What is needed:
Exactly as given, repeat all of the entries.

Provided data:

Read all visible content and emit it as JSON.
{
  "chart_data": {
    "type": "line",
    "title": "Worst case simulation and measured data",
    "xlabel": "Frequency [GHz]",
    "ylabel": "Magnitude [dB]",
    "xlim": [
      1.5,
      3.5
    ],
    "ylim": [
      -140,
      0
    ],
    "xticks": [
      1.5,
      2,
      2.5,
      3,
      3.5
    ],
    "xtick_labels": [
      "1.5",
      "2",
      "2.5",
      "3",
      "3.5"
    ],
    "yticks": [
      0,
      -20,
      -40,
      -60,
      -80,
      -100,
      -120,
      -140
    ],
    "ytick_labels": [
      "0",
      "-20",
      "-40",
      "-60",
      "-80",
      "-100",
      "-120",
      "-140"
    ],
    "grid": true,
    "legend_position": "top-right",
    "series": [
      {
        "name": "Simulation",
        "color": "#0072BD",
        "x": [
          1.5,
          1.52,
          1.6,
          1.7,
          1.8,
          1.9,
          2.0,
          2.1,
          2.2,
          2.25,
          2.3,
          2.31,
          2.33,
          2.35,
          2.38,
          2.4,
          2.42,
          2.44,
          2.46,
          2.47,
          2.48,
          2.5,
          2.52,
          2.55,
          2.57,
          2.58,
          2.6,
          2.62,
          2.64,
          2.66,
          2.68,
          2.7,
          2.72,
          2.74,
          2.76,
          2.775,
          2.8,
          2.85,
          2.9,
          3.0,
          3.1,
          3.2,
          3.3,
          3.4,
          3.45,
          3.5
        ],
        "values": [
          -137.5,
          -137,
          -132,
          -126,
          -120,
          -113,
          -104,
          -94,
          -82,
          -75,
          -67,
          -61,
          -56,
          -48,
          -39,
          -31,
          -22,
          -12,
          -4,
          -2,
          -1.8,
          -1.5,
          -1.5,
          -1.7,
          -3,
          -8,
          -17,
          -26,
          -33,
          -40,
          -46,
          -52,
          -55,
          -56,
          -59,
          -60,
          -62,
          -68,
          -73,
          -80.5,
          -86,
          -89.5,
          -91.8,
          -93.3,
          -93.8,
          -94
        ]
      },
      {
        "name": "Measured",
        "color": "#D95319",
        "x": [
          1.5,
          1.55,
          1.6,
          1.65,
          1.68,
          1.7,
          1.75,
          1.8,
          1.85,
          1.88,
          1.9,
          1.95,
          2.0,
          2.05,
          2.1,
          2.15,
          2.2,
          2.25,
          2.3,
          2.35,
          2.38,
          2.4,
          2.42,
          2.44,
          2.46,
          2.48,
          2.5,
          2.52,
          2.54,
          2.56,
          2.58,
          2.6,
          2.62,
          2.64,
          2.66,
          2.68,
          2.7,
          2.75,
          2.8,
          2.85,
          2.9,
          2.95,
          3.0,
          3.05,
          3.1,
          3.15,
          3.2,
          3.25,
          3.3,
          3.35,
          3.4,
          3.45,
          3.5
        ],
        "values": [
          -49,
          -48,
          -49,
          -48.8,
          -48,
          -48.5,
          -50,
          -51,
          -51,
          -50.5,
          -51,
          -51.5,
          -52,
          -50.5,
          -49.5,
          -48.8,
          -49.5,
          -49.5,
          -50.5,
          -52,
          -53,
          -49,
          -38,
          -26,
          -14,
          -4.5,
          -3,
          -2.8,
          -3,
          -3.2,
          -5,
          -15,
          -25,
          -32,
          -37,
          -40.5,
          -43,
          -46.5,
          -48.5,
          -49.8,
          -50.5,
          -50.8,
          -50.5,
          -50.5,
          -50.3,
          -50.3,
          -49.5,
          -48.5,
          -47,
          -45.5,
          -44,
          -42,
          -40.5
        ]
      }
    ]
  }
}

Task response:
Read all visible content and emit it as JSON.
{
  "chart_data": {
    "type": "line",
    "title": "Worst case simulation and measured data",
    "xlabel": "Frequency [GHz]",
    "ylabel": "Magnitude [dB]",
    "xlim": [
      1.5,
      3.5
    ],
    "ylim": [
      -140,
      0
    ],
    "xticks": [
      1.5,
      2,
      2.5,
      3,
      3.5
    ],
    "xtick_labels": [
      "1.5",
      "2",
      "2.5",
      "3",
      "3.5"
    ],
    "yticks": [
      0,
      -20,
      -40,
      -60,
      -80,
      -100,
      -120,
      -140
    ],
    "ytick_labels": [
      "0",
      "-20",
      "-40",
      "-60",
      "-80",
      "-100",
      "-120",
      "-140"
    ],
    "grid": true,
    "legend_position": "top-right",
    "series": [
      {
        "name": "Simulation",
        "color": "#0072BD",
        "x": [
          1.5,
          1.52,
          1.6,
          1.7,
          1.8,
          1.9,
          2.0,
          2.1,
          2.2,
          2.25,
          2.3,
          2.31,
          2.33,
          2.35,
          2.38,
          2.4,
          2.42,
          2.44,
          2.46,
          2.47,
          2.48,
          2.5,
          2.52,
          2.55,
          2.57,
          2.58,
          2.6,
          2.62,
          2.64,
          2.66,
          2.68,
          2.7,
          2.72,
          2.74,
          2.76,
          2.775,
          2.8,
          2.85,
          2.9,
          3.0,
          3.1,
          3.2,
          3.3,
          3.4,
          3.45,
          3.5
        ],
        "values": [
          -137.5,
          -137,
          -132,
          -126,
          -120,
          -113,
          -104,
          -94,
          -82,
          -75,
          -67,
          -61,
          -56,
          -48,
          -39,
          -31,
          -22,
          -12,
          -4,
          -2,
          -1.8,
          -1.5,
          -1.5,
          -1.7,
          -3,
          -8,
          -17,
          -26,
          -33,
          -40,
          -46,
          -52,
          -55,
          -56,
          -59,
          -60,
          -62,
          -68,
          -73,
          -80.5,
          -86,
          -89.5,
          -91.8,
          -93.3,
          -93.8,
          -94
        ]
      },
      {
        "name": "Measured",
        "color": "#D95319",
        "x": [
          1.5,
          1.55,
          1.6,
          1.65,
          1.68,
          1.7,
          1.75,
          1.8,
          1.85,
          1.88,
          1.9,
          1.95,
          2.0,
          2.05,
          2.1,
          2.15,
          2.2,
          2.25,
          2.3,
          2.35,
          2.38,
          2.4,
          2.42,
          2.44,
          2.46,
          2.48,
          2.5,
          2.52,
          2.54,
          2.56,
          2.58,
          2.6,
          2.62,
          2.64,
          2.66,
          2.68,
          2.7,
          2.75,
          2.8,
          2.85,
          2.9,
          2.95,
          3.0,
          3.05,
          3.1,
          3.15,
          3.2,
          3.25,
          3.3,
          3.35,
          3.4,
          3.45,
          3.5
        ],
        "values": [
          -49,
          -48,
          -49,
          -48.8,
          -48,
          -48.5,
          -50,
          -51,
          -51,
          -50.5,
          -51,
          -51.5,
          -52,
          -50.5,
          -49.5,
          -48.8,
          -49.5,
          -49.5,
          -50.5,
          -52,
          -53,
          -49,
          -38,
          -26,
          -14,
          -4.5,
          -3,
          -2.8,
          -3,
          -3.2,
          -5,
          -15,
          -25,
          -32,
          -37,
          -40.5,
          -43,
          -46.5,
          -48.5,
          -49.8,
          -50.5,
          -50.8,
          -50.5,
          -50.5,
          -50.3,
          -50.3,
          -49.5,
          -48.5,
          -47,
          -45.5,
          -44,
          -42,
          -40.5
        ]
      }
    ]
  }
}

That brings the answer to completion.